Brief>
Answer these questions from the post on demographics:
1. Which generation does the author hold mainly responsible for the crisis?
2. Which earlier crisis does the author also describe as one of aging demographics?
3. For how many years does the first commenter expect the idea to matter as an investment thesis?

--- start of Excerpt ---

Blame it on Demographics

I am convinced that this crisis we are in is mostly due to demographics of the baby boomer generation. Blame it on them.

The boomers are starting to retire, their production has peaked, their cash inflow has peaked, their leverage has peaked, their consumption has peaked. They will start selling assets to support their lifestyle in retirement. The convulsions right now are the beginning of this transition.

When all is said and all is done, the Japanese crisis was one of aging demographics as well. I got 4 kids on my own, doing my part.

Demographics and monetary levels drive the current financial crisis.

Comments

Anonymous said…
Ah, a confirmation of my recent thught process. Yes, I think this will be very important as an investment thesis for 10-15 years.
adt43wt342 said…
Why the anonymity?

As an investment thesis, i do think it is interesting. From a macro standpoint it is a driver. If money flows is a factor of people x cash flow, then you have a square factor going in with the boomers retiring. An aging population is not producing as much and not consuming as much. Add the debt overhang, if you were taking on 3% more today, you have 3% less tomorrow, making it a -6% on consumption, and you start seeing GDP contraction in the tens, twenties...

--- end of Excerpt ---
--- start of Collected material ---

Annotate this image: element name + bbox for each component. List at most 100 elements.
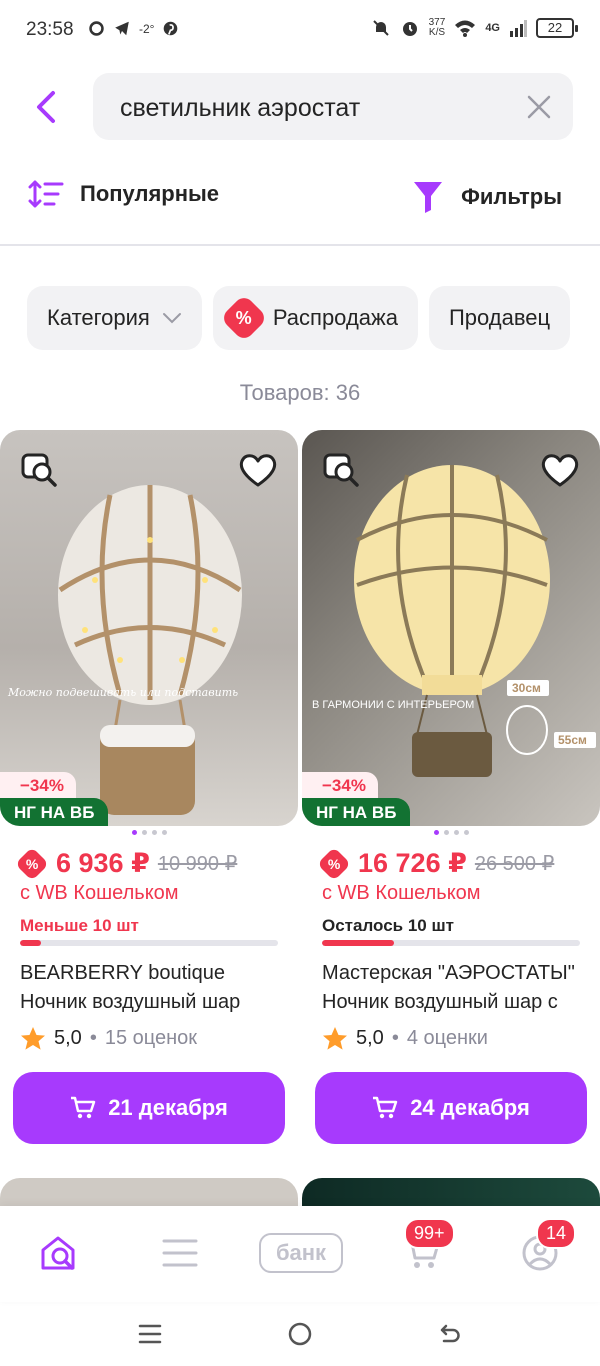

--- end of Collected material ---

Answer to this exercise>
1. The baby boomer generation.
2. The Japanese crisis.
3. 10 to 15 years.